[Stored items from a collection]
►

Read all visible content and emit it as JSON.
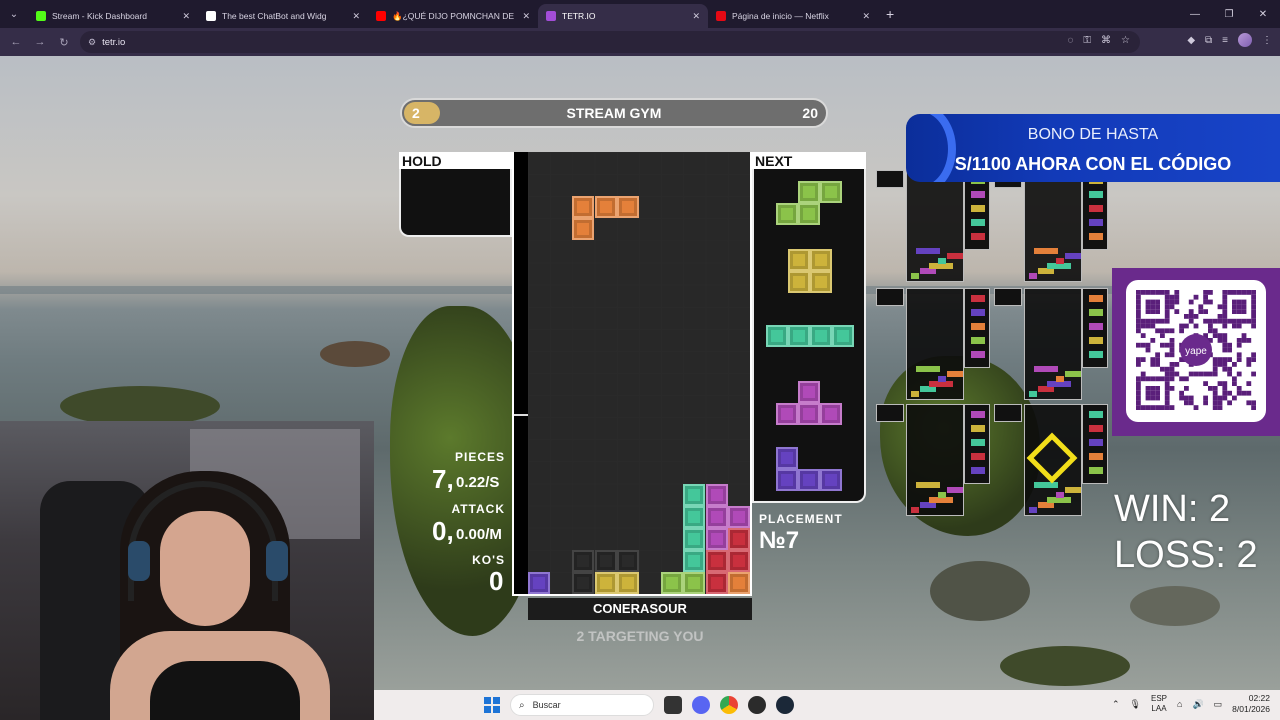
{
  "browser": {
    "tabs": [
      {
        "title": "Stream - Kick Dashboard",
        "color": "#53fc18",
        "active": false
      },
      {
        "title": "The best ChatBot and Widg",
        "color": "#ffffff",
        "active": false
      },
      {
        "title": "🔥¿QUÉ DIJO POMNCHAN DE",
        "color": "#ff0000",
        "active": false
      },
      {
        "title": "TETR.IO",
        "color": "#a34dd8",
        "active": true
      },
      {
        "title": "Página de inicio — Netflix",
        "color": "#e50914",
        "active": false
      }
    ],
    "url": "tetr.io",
    "new_tab": "+",
    "window_controls": {
      "minimize": "—",
      "maximize": "❐",
      "close": "✕"
    }
  },
  "game": {
    "mode_left": "2",
    "mode_title": "STREAM GYM",
    "mode_right": "20",
    "hold_label": "HOLD",
    "next_label": "NEXT",
    "pieces_label": "PIECES",
    "pieces_count": "7,",
    "pieces_rate": "0.22/S",
    "attack_label": "ATTACK",
    "attack_count": "0,",
    "attack_rate": "0.00/M",
    "kos_label": "KO'S",
    "kos_count": "0",
    "placement_label": "PLACEMENT",
    "placement_value": "№7",
    "player_name": "CONERASOUR",
    "targeting": "2 TARGETING YOU"
  },
  "overlay": {
    "ad_line1": "BONO DE HASTA",
    "ad_line2": "S/1100 AHORA CON EL CÓDIGO",
    "qr_brand": "yape",
    "win": "WIN: 2",
    "loss": "LOSS: 2"
  },
  "taskbar": {
    "search_placeholder": "Buscar",
    "lang_top": "ESP",
    "lang_bottom": "LAA",
    "time": "02:22",
    "date": "8/01/2026"
  }
}
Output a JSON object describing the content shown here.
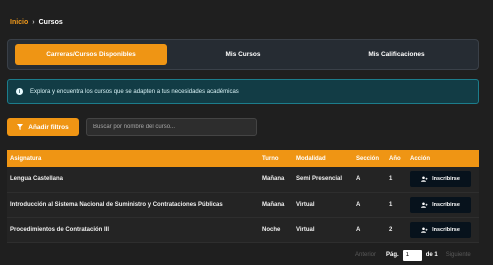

◄

- **DIRECTION**
Every entry must be reproduced exactly, with the images left out.

- **EXERCISE RESULT**
Read all visible content and emit it as JSON.
{
  "browser": {
    "tabs": [
      {
        "title": "Stream - Kick Dashboard",
        "color": "#53fc18",
        "active": false
      },
      {
        "title": "The best ChatBot and Widg",
        "color": "#ffffff",
        "active": false
      },
      {
        "title": "🔥¿QUÉ DIJO POMNCHAN DE",
        "color": "#ff0000",
        "active": false
      },
      {
        "title": "TETR.IO",
        "color": "#a34dd8",
        "active": true
      },
      {
        "title": "Página de inicio — Netflix",
        "color": "#e50914",
        "active": false
      }
    ],
    "url": "tetr.io",
    "new_tab": "+",
    "window_controls": {
      "minimize": "—",
      "maximize": "❐",
      "close": "✕"
    }
  },
  "game": {
    "mode_left": "2",
    "mode_title": "STREAM GYM",
    "mode_right": "20",
    "hold_label": "HOLD",
    "next_label": "NEXT",
    "pieces_label": "PIECES",
    "pieces_count": "7,",
    "pieces_rate": "0.22/S",
    "attack_label": "ATTACK",
    "attack_count": "0,",
    "attack_rate": "0.00/M",
    "kos_label": "KO'S",
    "kos_count": "0",
    "placement_label": "PLACEMENT",
    "placement_value": "№7",
    "player_name": "CONERASOUR",
    "targeting": "2 TARGETING YOU"
  },
  "overlay": {
    "ad_line1": "BONO DE HASTA",
    "ad_line2": "S/1100 AHORA CON EL CÓDIGO",
    "qr_brand": "yape",
    "win": "WIN: 2",
    "loss": "LOSS: 2"
  },
  "taskbar": {
    "search_placeholder": "Buscar",
    "lang_top": "ESP",
    "lang_bottom": "LAA",
    "time": "02:22",
    "date": "8/01/2026"
  }
}
Output a JSON object describing the content shown here.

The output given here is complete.